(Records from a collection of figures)
____________

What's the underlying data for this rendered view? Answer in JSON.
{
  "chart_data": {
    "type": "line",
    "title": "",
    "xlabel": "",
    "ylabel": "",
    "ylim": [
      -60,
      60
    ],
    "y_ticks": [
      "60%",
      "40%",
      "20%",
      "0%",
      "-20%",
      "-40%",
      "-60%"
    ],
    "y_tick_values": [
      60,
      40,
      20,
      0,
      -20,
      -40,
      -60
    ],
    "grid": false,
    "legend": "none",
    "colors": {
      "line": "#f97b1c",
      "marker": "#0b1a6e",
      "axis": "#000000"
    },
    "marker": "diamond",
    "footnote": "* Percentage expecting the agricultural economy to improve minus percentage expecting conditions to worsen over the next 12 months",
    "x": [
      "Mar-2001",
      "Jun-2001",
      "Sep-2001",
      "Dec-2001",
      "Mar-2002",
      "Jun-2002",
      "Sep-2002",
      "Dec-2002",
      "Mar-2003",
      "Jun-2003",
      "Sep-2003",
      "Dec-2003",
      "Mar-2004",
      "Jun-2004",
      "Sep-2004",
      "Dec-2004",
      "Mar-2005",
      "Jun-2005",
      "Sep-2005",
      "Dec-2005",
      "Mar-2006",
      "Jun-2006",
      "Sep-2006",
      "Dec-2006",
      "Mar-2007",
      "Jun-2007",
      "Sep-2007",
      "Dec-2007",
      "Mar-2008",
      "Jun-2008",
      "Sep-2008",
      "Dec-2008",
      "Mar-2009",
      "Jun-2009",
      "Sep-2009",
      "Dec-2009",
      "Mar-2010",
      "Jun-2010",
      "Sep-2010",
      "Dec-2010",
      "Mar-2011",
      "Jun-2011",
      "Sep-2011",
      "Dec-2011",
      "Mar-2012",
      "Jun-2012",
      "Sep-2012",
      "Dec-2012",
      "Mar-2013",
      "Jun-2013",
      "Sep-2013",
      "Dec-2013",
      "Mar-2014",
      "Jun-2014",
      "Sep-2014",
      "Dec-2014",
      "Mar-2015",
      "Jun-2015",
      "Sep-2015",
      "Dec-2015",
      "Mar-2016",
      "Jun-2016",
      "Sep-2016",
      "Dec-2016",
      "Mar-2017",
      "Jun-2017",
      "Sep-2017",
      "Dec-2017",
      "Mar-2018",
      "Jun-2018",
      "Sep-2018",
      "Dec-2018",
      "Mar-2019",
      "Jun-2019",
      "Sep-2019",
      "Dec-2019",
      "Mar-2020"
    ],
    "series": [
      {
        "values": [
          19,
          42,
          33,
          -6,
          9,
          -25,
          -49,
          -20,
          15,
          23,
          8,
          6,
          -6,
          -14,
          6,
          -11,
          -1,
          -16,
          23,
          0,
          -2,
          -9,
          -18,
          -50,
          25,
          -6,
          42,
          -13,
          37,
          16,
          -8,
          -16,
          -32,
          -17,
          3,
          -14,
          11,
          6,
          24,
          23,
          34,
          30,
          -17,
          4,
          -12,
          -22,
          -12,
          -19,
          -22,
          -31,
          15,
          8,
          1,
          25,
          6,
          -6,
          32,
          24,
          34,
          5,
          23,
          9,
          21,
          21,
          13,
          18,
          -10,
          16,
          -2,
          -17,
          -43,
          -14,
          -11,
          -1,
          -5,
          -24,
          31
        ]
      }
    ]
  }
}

____________

• _EXERCISE TASK_
The entries above must be returned in full, exactly as shown.

• _ANSWER TO THIS TASK_
What's the underlying data for this rendered view? Answer in JSON.
{
  "chart_data": {
    "type": "line",
    "title": "",
    "xlabel": "",
    "ylabel": "",
    "ylim": [
      -60,
      60
    ],
    "y_ticks": [
      "60%",
      "40%",
      "20%",
      "0%",
      "-20%",
      "-40%",
      "-60%"
    ],
    "y_tick_values": [
      60,
      40,
      20,
      0,
      -20,
      -40,
      -60
    ],
    "grid": false,
    "legend": "none",
    "colors": {
      "line": "#f97b1c",
      "marker": "#0b1a6e",
      "axis": "#000000"
    },
    "marker": "diamond",
    "footnote": "* Percentage expecting the agricultural economy to improve minus percentage expecting conditions to worsen over the next 12 months",
    "x": [
      "Mar-2001",
      "Jun-2001",
      "Sep-2001",
      "Dec-2001",
      "Mar-2002",
      "Jun-2002",
      "Sep-2002",
      "Dec-2002",
      "Mar-2003",
      "Jun-2003",
      "Sep-2003",
      "Dec-2003",
      "Mar-2004",
      "Jun-2004",
      "Sep-2004",
      "Dec-2004",
      "Mar-2005",
      "Jun-2005",
      "Sep-2005",
      "Dec-2005",
      "Mar-2006",
      "Jun-2006",
      "Sep-2006",
      "Dec-2006",
      "Mar-2007",
      "Jun-2007",
      "Sep-2007",
      "Dec-2007",
      "Mar-2008",
      "Jun-2008",
      "Sep-2008",
      "Dec-2008",
      "Mar-2009",
      "Jun-2009",
      "Sep-2009",
      "Dec-2009",
      "Mar-2010",
      "Jun-2010",
      "Sep-2010",
      "Dec-2010",
      "Mar-2011",
      "Jun-2011",
      "Sep-2011",
      "Dec-2011",
      "Mar-2012",
      "Jun-2012",
      "Sep-2012",
      "Dec-2012",
      "Mar-2013",
      "Jun-2013",
      "Sep-2013",
      "Dec-2013",
      "Mar-2014",
      "Jun-2014",
      "Sep-2014",
      "Dec-2014",
      "Mar-2015",
      "Jun-2015",
      "Sep-2015",
      "Dec-2015",
      "Mar-2016",
      "Jun-2016",
      "Sep-2016",
      "Dec-2016",
      "Mar-2017",
      "Jun-2017",
      "Sep-2017",
      "Dec-2017",
      "Mar-2018",
      "Jun-2018",
      "Sep-2018",
      "Dec-2018",
      "Mar-2019",
      "Jun-2019",
      "Sep-2019",
      "Dec-2019",
      "Mar-2020"
    ],
    "series": [
      {
        "values": [
          19,
          42,
          33,
          -6,
          9,
          -25,
          -49,
          -20,
          15,
          23,
          8,
          6,
          -6,
          -14,
          6,
          -11,
          -1,
          -16,
          23,
          0,
          -2,
          -9,
          -18,
          -50,
          25,
          -6,
          42,
          -13,
          37,
          16,
          -8,
          -16,
          -32,
          -17,
          3,
          -14,
          11,
          6,
          24,
          23,
          34,
          30,
          -17,
          4,
          -12,
          -22,
          -12,
          -19,
          -22,
          -31,
          15,
          8,
          1,
          25,
          6,
          -6,
          32,
          24,
          34,
          5,
          23,
          9,
          21,
          21,
          13,
          18,
          -10,
          16,
          -2,
          -17,
          -43,
          -14,
          -11,
          -1,
          -5,
          -24,
          31
        ]
      }
    ]
  }
}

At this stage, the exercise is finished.